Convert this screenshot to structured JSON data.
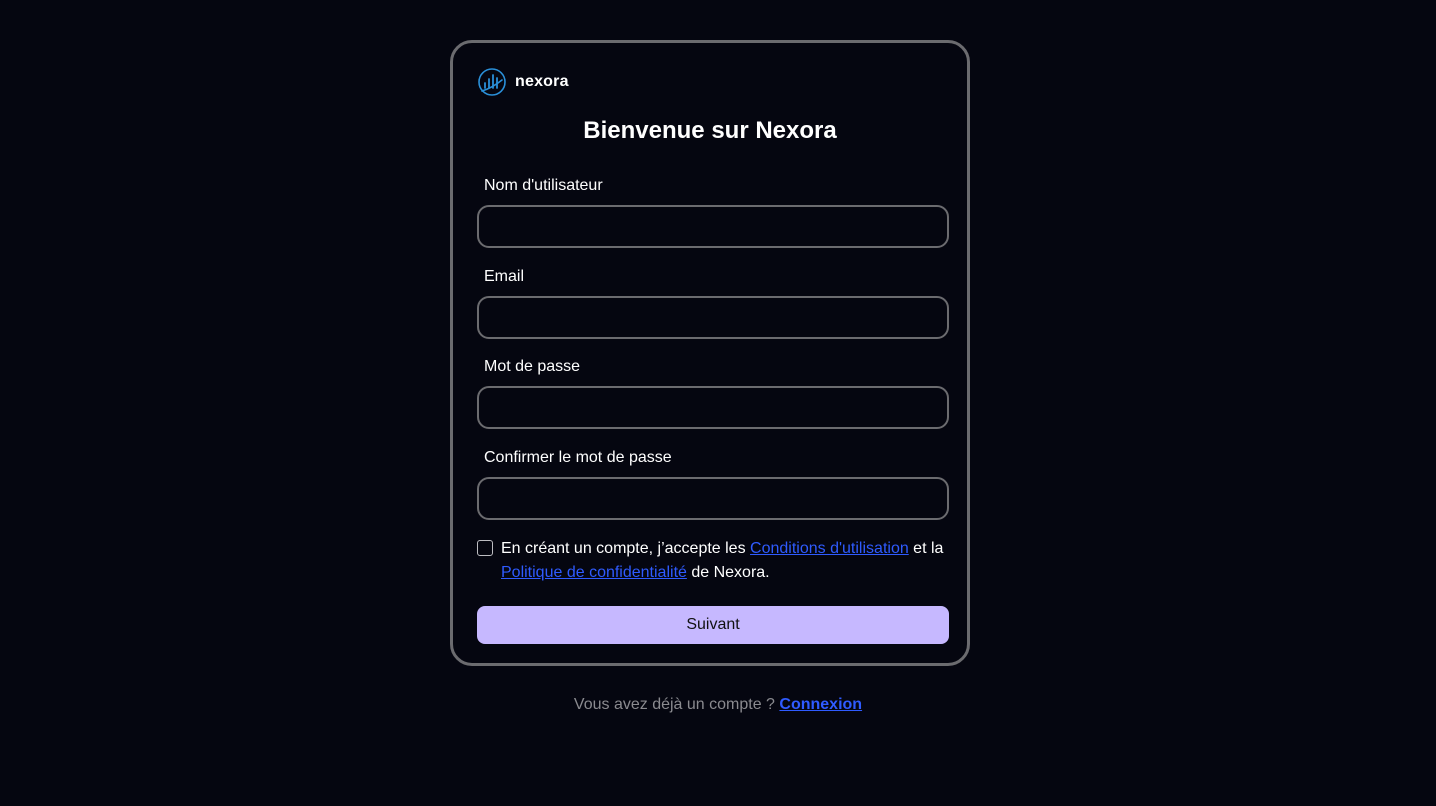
{
  "brand": {
    "name": "nexora",
    "logo_icon": "bar-chart-circle-icon",
    "accent_color": "#2a8fd8"
  },
  "form": {
    "title": "Bienvenue sur Nexora",
    "fields": {
      "username_label": "Nom d'utilisateur",
      "username_value": "",
      "email_label": "Email",
      "email_value": "",
      "password_label": "Mot de passe",
      "password_value": "",
      "confirm_label": "Confirmer le mot de passe",
      "confirm_value": ""
    },
    "consent": {
      "checked": false,
      "text_before": "En créant un compte, j’accepte les ",
      "terms_link": "Conditions d'utilisation",
      "text_middle": " et la ",
      "privacy_link": "Politique de confidentialité",
      "text_after": " de Nexora."
    },
    "submit_label": "Suivant"
  },
  "footer": {
    "text": "Vous avez déjà un compte ? ",
    "login_link": "Connexion"
  },
  "colors": {
    "background": "#050610",
    "border": "#6b6b6f",
    "button": "#c6b8ff",
    "link": "#2f5bff"
  }
}
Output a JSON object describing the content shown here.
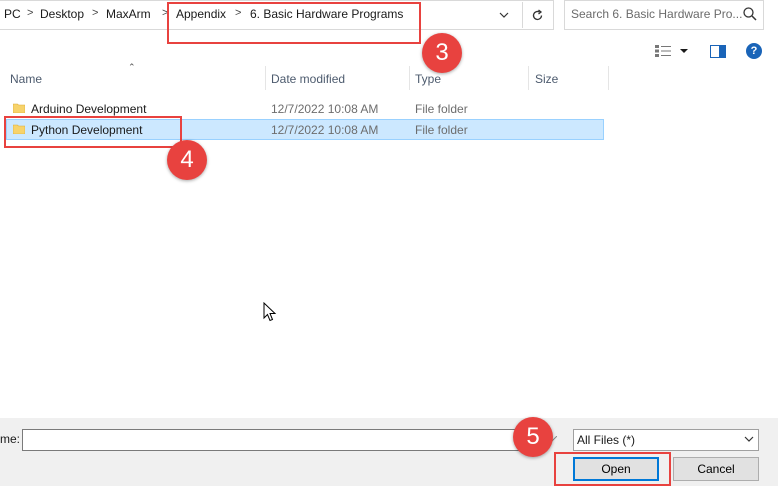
{
  "address": {
    "crumbs": [
      "PC",
      "Desktop",
      "MaxArm",
      "Appendix",
      "6. Basic Hardware Programs"
    ],
    "separator": ">",
    "dropdown_icon": "chevron-down-icon",
    "refresh_icon": "refresh-icon"
  },
  "search": {
    "placeholder": "Search 6. Basic Hardware Pro..."
  },
  "toolbar": {
    "view_icon": "view-details-icon",
    "pane_icon": "preview-pane-icon",
    "help_label": "?"
  },
  "columns": [
    "Name",
    "Date modified",
    "Type",
    "Size"
  ],
  "rows": [
    {
      "name": "Arduino Development",
      "date": "12/7/2022 10:08 AM",
      "type": "File folder",
      "size": ""
    },
    {
      "name": "Python Development",
      "date": "12/7/2022 10:08 AM",
      "type": "File folder",
      "size": ""
    }
  ],
  "annotations": {
    "step3": "3",
    "step4": "4",
    "step5": "5",
    "color": "#e8423f"
  },
  "bottom": {
    "filename_label": "me:",
    "filename_value": "",
    "filetype": "All Files  (*)",
    "open_label": "Open",
    "cancel_label": "Cancel"
  },
  "colors": {
    "selection": "#cce8ff",
    "accent": "#0078d7"
  }
}
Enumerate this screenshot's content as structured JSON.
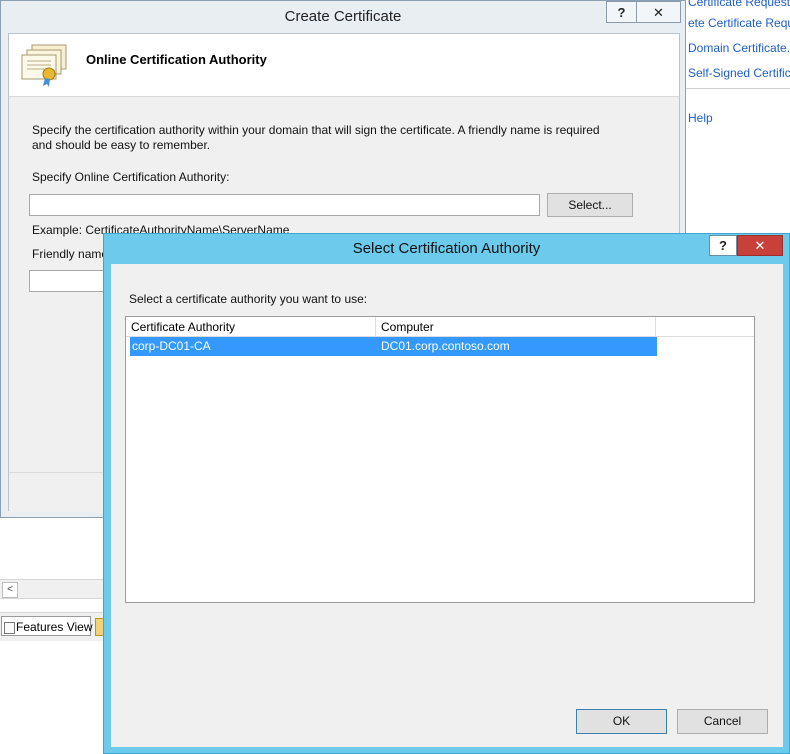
{
  "background": {
    "actions": [
      {
        "label": "Certificate Request..."
      },
      {
        "label": "ete Certificate Request..."
      },
      {
        "label": "Domain Certificate..."
      },
      {
        "label": "Self-Signed Certificate..."
      },
      {
        "label": "Help"
      }
    ],
    "scroll_left_glyph": "<",
    "features_view_label": "Features View"
  },
  "create_dialog": {
    "title": "Create Certificate",
    "help_glyph": "?",
    "close_glyph": "✕",
    "header_title": "Online Certification Authority",
    "description_line1": "Specify the certification authority within your domain that will sign the certificate. A friendly name is required",
    "description_line2": "and should be easy to remember.",
    "ca_label": "Specify Online Certification Authority:",
    "ca_value": "",
    "select_button": "Select...",
    "example_text": "Example: CertificateAuthorityName\\ServerName",
    "friendly_label": "Friendly name:",
    "friendly_value": ""
  },
  "select_dialog": {
    "title": "Select Certification Authority",
    "help_glyph": "?",
    "close_glyph": "✕",
    "prompt": "Select a certificate authority you want to use:",
    "columns": [
      "Certificate Authority",
      "Computer"
    ],
    "rows": [
      {
        "authority": "corp-DC01-CA",
        "computer": "DC01.corp.contoso.com"
      }
    ],
    "ok_label": "OK",
    "cancel_label": "Cancel"
  },
  "colors": {
    "dialog_title_bar": "#6ccbec",
    "close_button": "#c7413a",
    "selection": "#3399ff",
    "link": "#1f5ec8"
  }
}
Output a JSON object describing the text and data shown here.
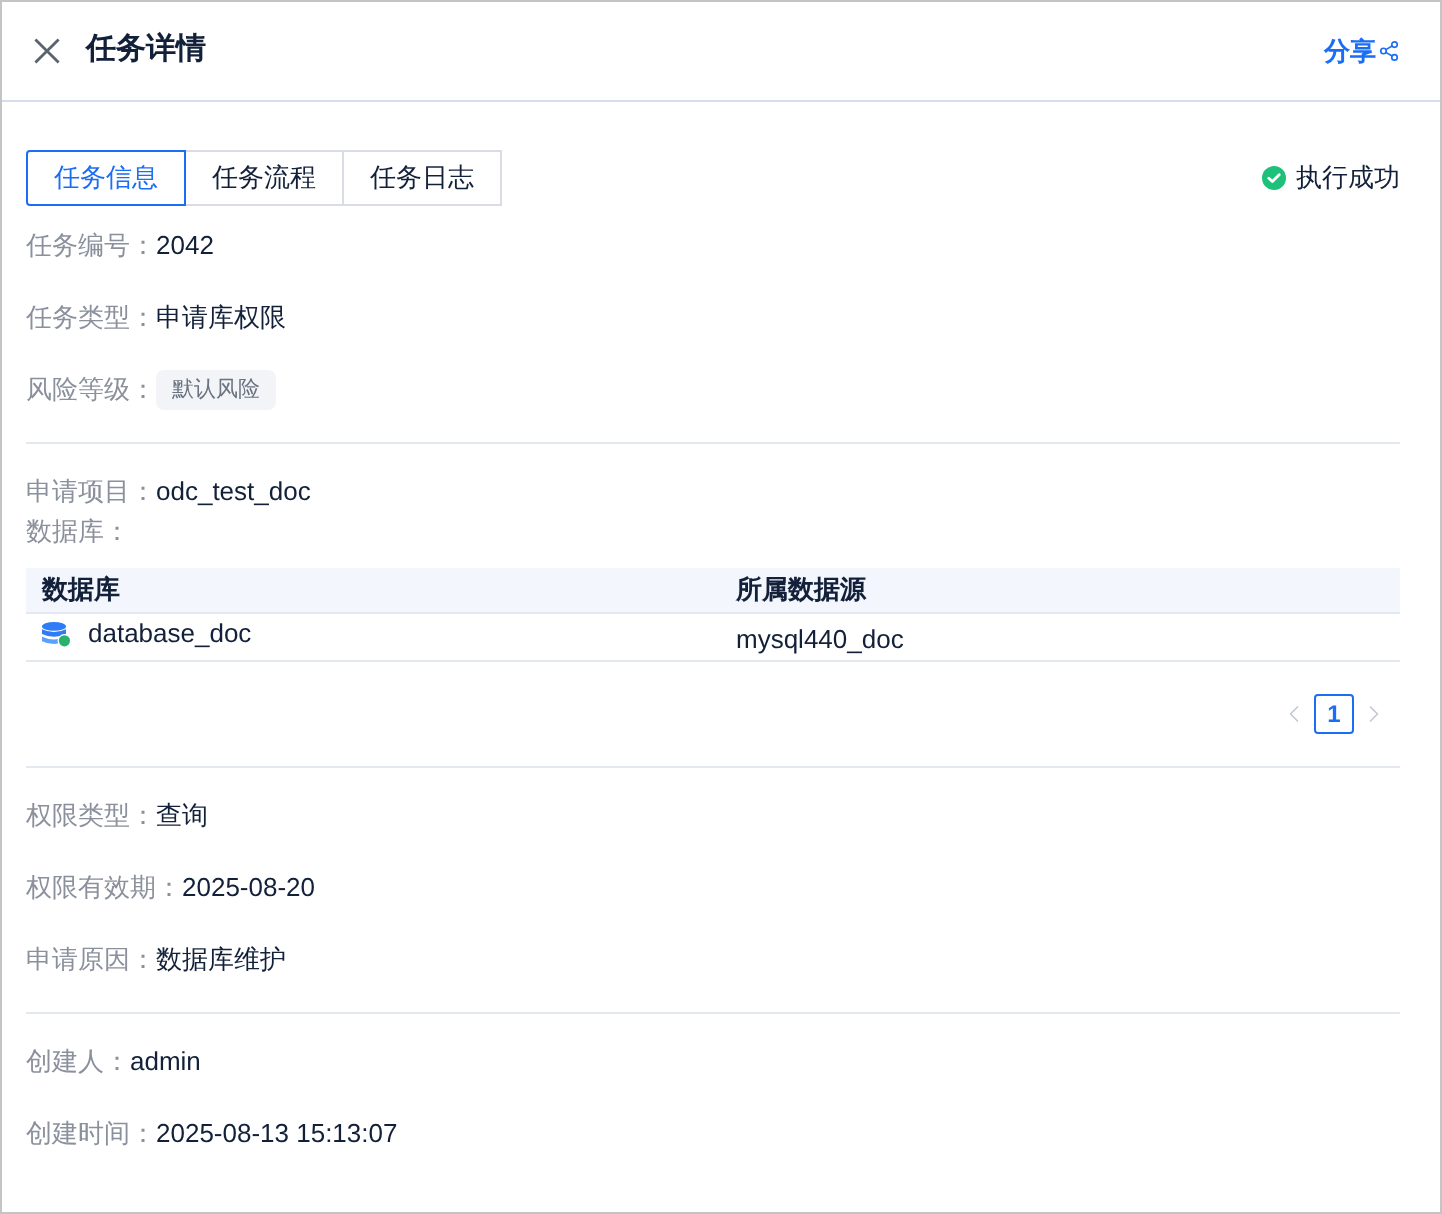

◆ **Exercise prompt**: Reproduce the entries exactly. Do not carry over any picture.

◆ **The completed task**:
Convert this screenshot to structured JSON data.
{
  "brand": {
    "name": "nexora",
    "logo_icon": "bar-chart-circle-icon",
    "accent_color": "#2a8fd8"
  },
  "form": {
    "title": "Bienvenue sur Nexora",
    "fields": {
      "username_label": "Nom d'utilisateur",
      "username_value": "",
      "email_label": "Email",
      "email_value": "",
      "password_label": "Mot de passe",
      "password_value": "",
      "confirm_label": "Confirmer le mot de passe",
      "confirm_value": ""
    },
    "consent": {
      "checked": false,
      "text_before": "En créant un compte, j’accepte les ",
      "terms_link": "Conditions d'utilisation",
      "text_middle": " et la ",
      "privacy_link": "Politique de confidentialité",
      "text_after": " de Nexora."
    },
    "submit_label": "Suivant"
  },
  "footer": {
    "text": "Vous avez déjà un compte ? ",
    "login_link": "Connexion"
  },
  "colors": {
    "background": "#050610",
    "border": "#6b6b6f",
    "button": "#c6b8ff",
    "link": "#2f5bff"
  }
}
Output a JSON object describing the content shown here.
{
  "address": {
    "crumbs": [
      "PC",
      "Desktop",
      "MaxArm",
      "Appendix",
      "6. Basic Hardware Programs"
    ],
    "separator": ">",
    "dropdown_icon": "chevron-down-icon",
    "refresh_icon": "refresh-icon"
  },
  "search": {
    "placeholder": "Search 6. Basic Hardware Pro..."
  },
  "toolbar": {
    "view_icon": "view-details-icon",
    "pane_icon": "preview-pane-icon",
    "help_label": "?"
  },
  "columns": [
    "Name",
    "Date modified",
    "Type",
    "Size"
  ],
  "rows": [
    {
      "name": "Arduino Development",
      "date": "12/7/2022 10:08 AM",
      "type": "File folder",
      "size": ""
    },
    {
      "name": "Python Development",
      "date": "12/7/2022 10:08 AM",
      "type": "File folder",
      "size": ""
    }
  ],
  "annotations": {
    "step3": "3",
    "step4": "4",
    "step5": "5",
    "color": "#e8423f"
  },
  "bottom": {
    "filename_label": "me:",
    "filename_value": "",
    "filetype": "All Files  (*)",
    "open_label": "Open",
    "cancel_label": "Cancel"
  },
  "colors": {
    "selection": "#cce8ff",
    "accent": "#0078d7"
  }
}
Enumerate this screenshot's content as structured JSON.
{
  "background": {
    "actions": [
      {
        "label": "Certificate Request..."
      },
      {
        "label": "ete Certificate Request..."
      },
      {
        "label": "Domain Certificate..."
      },
      {
        "label": "Self-Signed Certificate..."
      },
      {
        "label": "Help"
      }
    ],
    "scroll_left_glyph": "<",
    "features_view_label": "Features View"
  },
  "create_dialog": {
    "title": "Create Certificate",
    "help_glyph": "?",
    "close_glyph": "✕",
    "header_title": "Online Certification Authority",
    "description_line1": "Specify the certification authority within your domain that will sign the certificate. A friendly name is required",
    "description_line2": "and should be easy to remember.",
    "ca_label": "Specify Online Certification Authority:",
    "ca_value": "",
    "select_button": "Select...",
    "example_text": "Example: CertificateAuthorityName\\ServerName",
    "friendly_label": "Friendly name:",
    "friendly_value": ""
  },
  "select_dialog": {
    "title": "Select Certification Authority",
    "help_glyph": "?",
    "close_glyph": "✕",
    "prompt": "Select a certificate authority you want to use:",
    "columns": [
      "Certificate Authority",
      "Computer"
    ],
    "rows": [
      {
        "authority": "corp-DC01-CA",
        "computer": "DC01.corp.contoso.com"
      }
    ],
    "ok_label": "OK",
    "cancel_label": "Cancel"
  },
  "colors": {
    "dialog_title_bar": "#6ccbec",
    "close_button": "#c7413a",
    "selection": "#3399ff",
    "link": "#1f5ec8"
  }
}
Output a JSON object describing the text and data shown here.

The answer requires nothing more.